TASK DIRECTIONS:
Please repeat the data below exactly, with the pictures removed.

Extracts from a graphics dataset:
%%

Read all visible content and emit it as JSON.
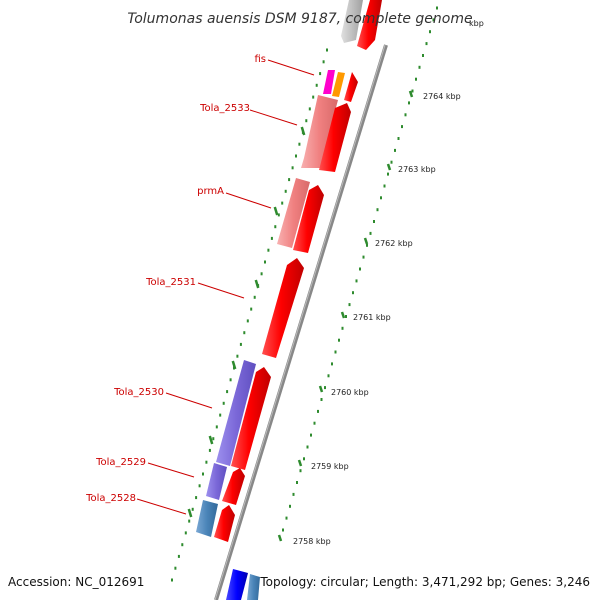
{
  "title": "Tolumonas auensis DSM 9187, complete genome",
  "accession": "Accession: NC_012691",
  "topology": "Topology: circular; Length: 3,471,292 bp; Genes: 3,246",
  "gene_labels": [
    {
      "key": "fis",
      "text": "fis"
    },
    {
      "key": "tola2533",
      "text": "Tola_2533"
    },
    {
      "key": "prmA",
      "text": "prmA"
    },
    {
      "key": "tola2531",
      "text": "Tola_2531"
    },
    {
      "key": "tola2530",
      "text": "Tola_2530"
    },
    {
      "key": "tola2529",
      "text": "Tola_2529"
    },
    {
      "key": "tola2528",
      "text": "Tola_2528"
    }
  ],
  "kbp_labels": [
    {
      "key": "k2765",
      "text": "kbp"
    },
    {
      "key": "k2764",
      "text": "2764 kbp"
    },
    {
      "key": "k2763",
      "text": "2763 kbp"
    },
    {
      "key": "k2762",
      "text": "2762 kbp"
    },
    {
      "key": "k2761",
      "text": "2761 kbp"
    },
    {
      "key": "k2760",
      "text": "2760 kbp"
    },
    {
      "key": "k2759",
      "text": "2759 kbp"
    },
    {
      "key": "k2758",
      "text": "2758 kbp"
    }
  ],
  "colors": {
    "forward_cds": "#ff0000",
    "reverse_pink": "#f08080",
    "reverse_purple": "#7b68d8",
    "reverse_steelblue": "#4a84b8",
    "reverse_blue": "#0000ff",
    "magenta": "#ff00cc",
    "orange": "#ff9900",
    "backbone": "#888888",
    "tick_green": "#2e8b2e",
    "gray_feature": "#c0c0c0",
    "label_red": "#cc0000"
  }
}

%%

TASK OUTPUT:
Read all visible content and emit it as JSON.
{
  "title": "Tolumonas auensis DSM 9187, complete genome",
  "accession": "Accession: NC_012691",
  "topology": "Topology: circular; Length: 3,471,292 bp; Genes: 3,246",
  "gene_labels": [
    {
      "key": "fis",
      "text": "fis"
    },
    {
      "key": "tola2533",
      "text": "Tola_2533"
    },
    {
      "key": "prmA",
      "text": "prmA"
    },
    {
      "key": "tola2531",
      "text": "Tola_2531"
    },
    {
      "key": "tola2530",
      "text": "Tola_2530"
    },
    {
      "key": "tola2529",
      "text": "Tola_2529"
    },
    {
      "key": "tola2528",
      "text": "Tola_2528"
    }
  ],
  "kbp_labels": [
    {
      "key": "k2765",
      "text": "kbp"
    },
    {
      "key": "k2764",
      "text": "2764 kbp"
    },
    {
      "key": "k2763",
      "text": "2763 kbp"
    },
    {
      "key": "k2762",
      "text": "2762 kbp"
    },
    {
      "key": "k2761",
      "text": "2761 kbp"
    },
    {
      "key": "k2760",
      "text": "2760 kbp"
    },
    {
      "key": "k2759",
      "text": "2759 kbp"
    },
    {
      "key": "k2758",
      "text": "2758 kbp"
    }
  ],
  "colors": {
    "forward_cds": "#ff0000",
    "reverse_pink": "#f08080",
    "reverse_purple": "#7b68d8",
    "reverse_steelblue": "#4a84b8",
    "reverse_blue": "#0000ff",
    "magenta": "#ff00cc",
    "orange": "#ff9900",
    "backbone": "#888888",
    "tick_green": "#2e8b2e",
    "gray_feature": "#c0c0c0",
    "label_red": "#cc0000"
  }
}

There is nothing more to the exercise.